**Required task**
Return every line below as is, leaving out the pictures.

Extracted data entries
▼▼▼
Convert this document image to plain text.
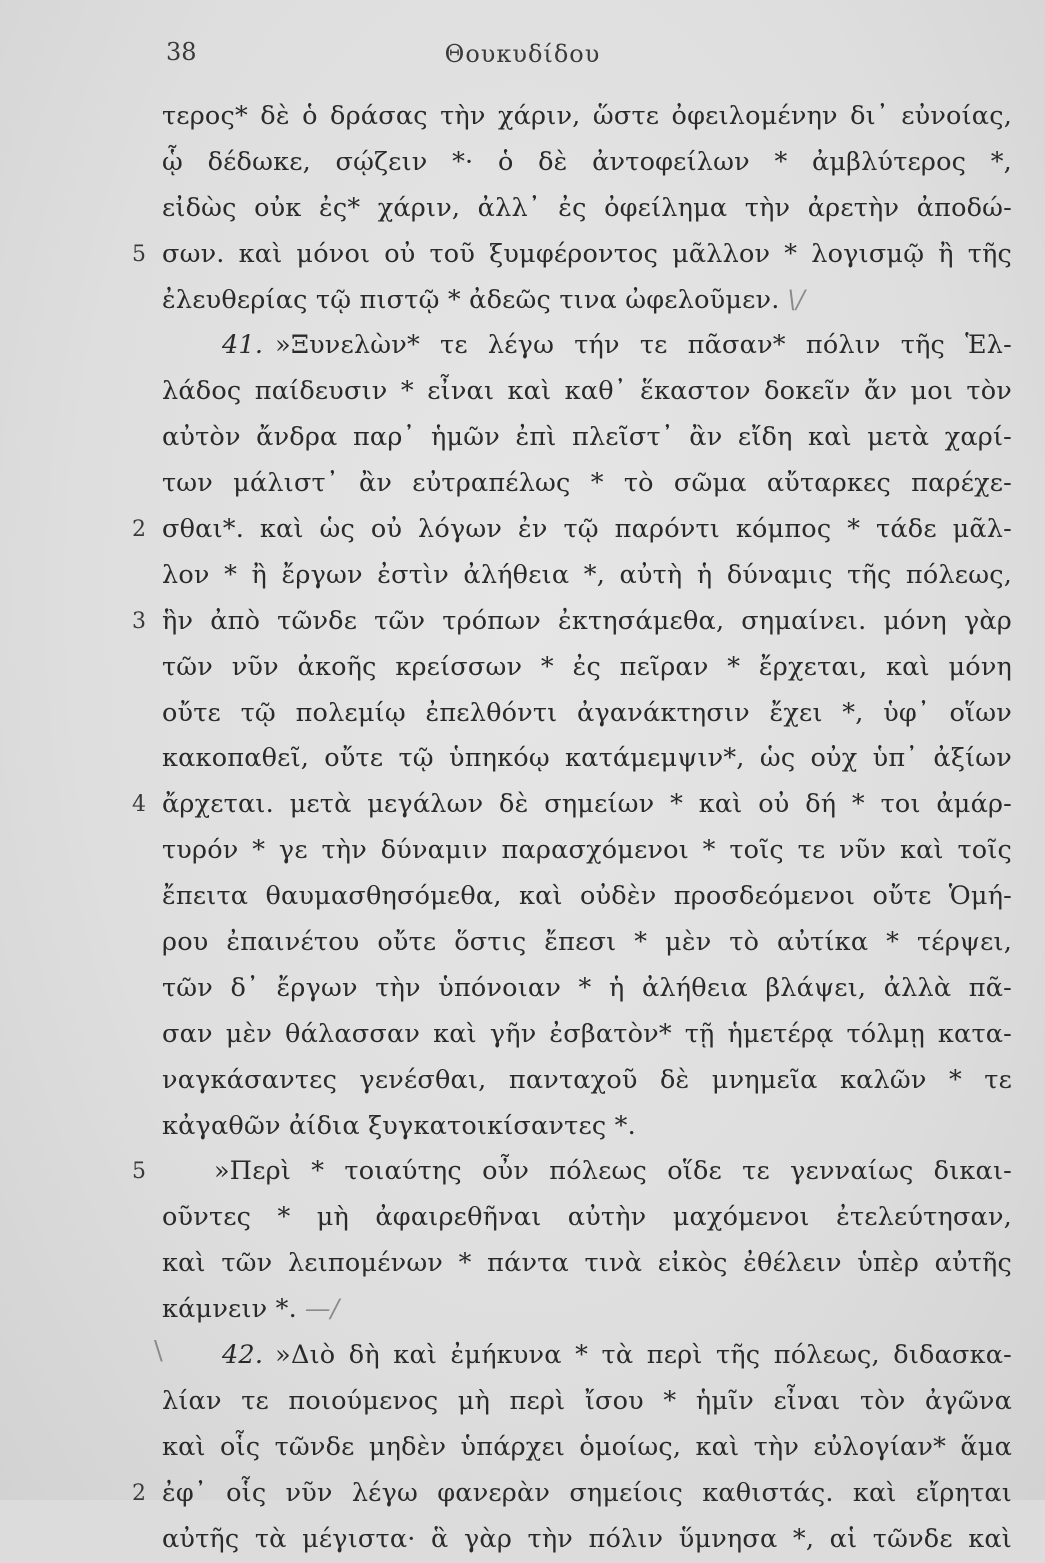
38	Θουκυδίδου
τερος* δὲ ὁ δράσας τὴν χάριν, ὥστε ὀφειλομένην δι᾿ εὐνοίας,
ᾧ δέδωκε, σῴζειν *· ὁ δὲ ἀντοφείλων * ἀμβλύτερος *,
εἰδὼς οὐκ ἐς* χάριν, ἀλλ᾿ ἐς ὀφείλημα τὴν ἀρετὴν ἀποδώ-
5 σων. καὶ μόνοι οὐ τοῦ ξυμφέροντος μᾶλλον * λογισμῷ ἢ τῆς
ἐλευθερίας τῷ πιστῷ * ἀδεῶς τινα ὠφελοῦμεν. \/
41. »Ξυνελὼν* τε λέγω τήν τε πᾶσαν* πόλιν τῆς Ἑλ-
λάδος παίδευσιν * εἶναι καὶ καθ᾿ ἕκαστον δοκεῖν ἄν μοι τὸν
αὐτὸν ἄνδρα παρ᾿ ἡμῶν ἐπὶ πλεῖστ᾿ ἂν εἴδη καὶ μετὰ χαρί-
των μάλιστ᾿ ἂν εὐτραπέλως * τὸ σῶμα αὔταρκες παρέχε-
2 σθαι*. καὶ ὡς οὐ λόγων ἐν τῷ παρόντι κόμπος * τάδε μᾶλ-
λον * ἢ ἔργων ἐστὶν ἀλήθεια *, αὐτὴ ἡ δύναμις τῆς πόλεως,
3 ἣν ἀπὸ τῶνδε τῶν τρόπων ἐκτησάμεθα, σημαίνει. μόνη γὰρ
τῶν νῦν ἀκοῆς κρείσσων * ἐς πεῖραν * ἔρχεται, καὶ μόνη
οὔτε τῷ πολεμίῳ ἐπελθόντι ἀγανάκτησιν ἔχει *, ὑφ᾿ οἵων
κακοπαθεῖ, οὔτε τῷ ὑπηκόῳ κατάμεμψιν*, ὡς οὐχ ὑπ᾿ ἀξίων
4 ἄρχεται. μετὰ μεγάλων δὲ σημείων * καὶ οὐ δή * τοι ἀμάρ-
τυρόν * γε τὴν δύναμιν παρασχόμενοι * τοῖς τε νῦν καὶ τοῖς
ἔπειτα θαυμασθησόμεθα, καὶ οὐδὲν προσδεόμενοι οὔτε Ὁμή-
ρου ἐπαινέτου οὔτε ὅστις ἔπεσι * μὲν τὸ αὐτίκα * τέρψει,
τῶν δ᾿ ἔργων τὴν ὑπόνοιαν * ἡ ἀλήθεια βλάψει, ἀλλὰ πᾶ-
σαν μὲν θάλασσαν καὶ γῆν ἐσβατὸν* τῇ ἡμετέρᾳ τόλμῃ κατα-
ναγκάσαντες γενέσθαι, πανταχοῦ δὲ μνημεῖα καλῶν * τε
κἀγαθῶν ἀίδια ξυγκατοικίσαντες *.
5	»Περὶ * τοιαύτης οὖν πόλεως οἵδε τε γενναίως δικαι-
οῦντες * μὴ ἀφαιρεθῆναι αὐτὴν μαχόμενοι ἐτελεύτησαν,
καὶ τῶν λειπομένων * πάντα τινὰ εἰκὸς ἐθέλειν ὑπὲρ αὐτῆς
κάμνειν *. —/
\ 42. »Διὸ δὴ καὶ ἐμήκυνα * τὰ περὶ τῆς πόλεως, διδασκα-
λίαν τε ποιούμενος μὴ περὶ ἴσου * ἡμῖν εἶναι τὸν ἀγῶνα
καὶ οἷς τῶνδε μηδὲν ὑπάρχει ὁμοίως, καὶ τὴν εὐλογίαν* ἅμα
2 ἐφ᾿ οἷς νῦν λέγω φανερὰν σημείοις καθιστάς. καὶ εἴρηται
αὐτῆς τὰ μέγιστα· ἃ γὰρ τὴν πόλιν ὕμνησα *, αἱ τῶνδε καὶ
▲▲▲
**Correct output**
Convert this document image to plain text.
38	Θουκυδίδου
τερος* δὲ ὁ δράσας τὴν χάριν, ὥστε ὀφειλομένην δι᾿ εὐνοίας,
ᾧ δέδωκε, σῴζειν *· ὁ δὲ ἀντοφείλων * ἀμβλύτερος *,
εἰδὼς οὐκ ἐς* χάριν, ἀλλ᾿ ἐς ὀφείλημα τὴν ἀρετὴν ἀποδώ-
5 σων. καὶ μόνοι οὐ τοῦ ξυμφέροντος μᾶλλον * λογισμῷ ἢ τῆς
ἐλευθερίας τῷ πιστῷ * ἀδεῶς τινα ὠφελοῦμεν. \/
41. »Ξυνελὼν* τε λέγω τήν τε πᾶσαν* πόλιν τῆς Ἑλ-
λάδος παίδευσιν * εἶναι καὶ καθ᾿ ἕκαστον δοκεῖν ἄν μοι τὸν
αὐτὸν ἄνδρα παρ᾿ ἡμῶν ἐπὶ πλεῖστ᾿ ἂν εἴδη καὶ μετὰ χαρί-
των μάλιστ᾿ ἂν εὐτραπέλως * τὸ σῶμα αὔταρκες παρέχε-
2 σθαι*. καὶ ὡς οὐ λόγων ἐν τῷ παρόντι κόμπος * τάδε μᾶλ-
λον * ἢ ἔργων ἐστὶν ἀλήθεια *, αὐτὴ ἡ δύναμις τῆς πόλεως,
3 ἣν ἀπὸ τῶνδε τῶν τρόπων ἐκτησάμεθα, σημαίνει. μόνη γὰρ
τῶν νῦν ἀκοῆς κρείσσων * ἐς πεῖραν * ἔρχεται, καὶ μόνη
οὔτε τῷ πολεμίῳ ἐπελθόντι ἀγανάκτησιν ἔχει *, ὑφ᾿ οἵων
κακοπαθεῖ, οὔτε τῷ ὑπηκόῳ κατάμεμψιν*, ὡς οὐχ ὑπ᾿ ἀξίων
4 ἄρχεται. μετὰ μεγάλων δὲ σημείων * καὶ οὐ δή * τοι ἀμάρ-
τυρόν * γε τὴν δύναμιν παρασχόμενοι * τοῖς τε νῦν καὶ τοῖς
ἔπειτα θαυμασθησόμεθα, καὶ οὐδὲν προσδεόμενοι οὔτε Ὁμή-
ρου ἐπαινέτου οὔτε ὅστις ἔπεσι * μὲν τὸ αὐτίκα * τέρψει,
τῶν δ᾿ ἔργων τὴν ὑπόνοιαν * ἡ ἀλήθεια βλάψει, ἀλλὰ πᾶ-
σαν μὲν θάλασσαν καὶ γῆν ἐσβατὸν* τῇ ἡμετέρᾳ τόλμῃ κατα-
ναγκάσαντες γενέσθαι, πανταχοῦ δὲ μνημεῖα καλῶν * τε
κἀγαθῶν ἀίδια ξυγκατοικίσαντες *.
5	»Περὶ * τοιαύτης οὖν πόλεως οἵδε τε γενναίως δικαι-
οῦντες * μὴ ἀφαιρεθῆναι αὐτὴν μαχόμενοι ἐτελεύτησαν,
καὶ τῶν λειπομένων * πάντα τινὰ εἰκὸς ἐθέλειν ὑπὲρ αὐτῆς
κάμνειν *. —/
\ 42. »Διὸ δὴ καὶ ἐμήκυνα * τὰ περὶ τῆς πόλεως, διδασκα-
λίαν τε ποιούμενος μὴ περὶ ἴσου * ἡμῖν εἶναι τὸν ἀγῶνα
καὶ οἷς τῶνδε μηδὲν ὑπάρχει ὁμοίως, καὶ τὴν εὐλογίαν* ἅμα
2 ἐφ᾿ οἷς νῦν λέγω φανερὰν σημείοις καθιστάς. καὶ εἴρηται
αὐτῆς τὰ μέγιστα· ἃ γὰρ τὴν πόλιν ὕμνησα *, αἱ τῶνδε καὶ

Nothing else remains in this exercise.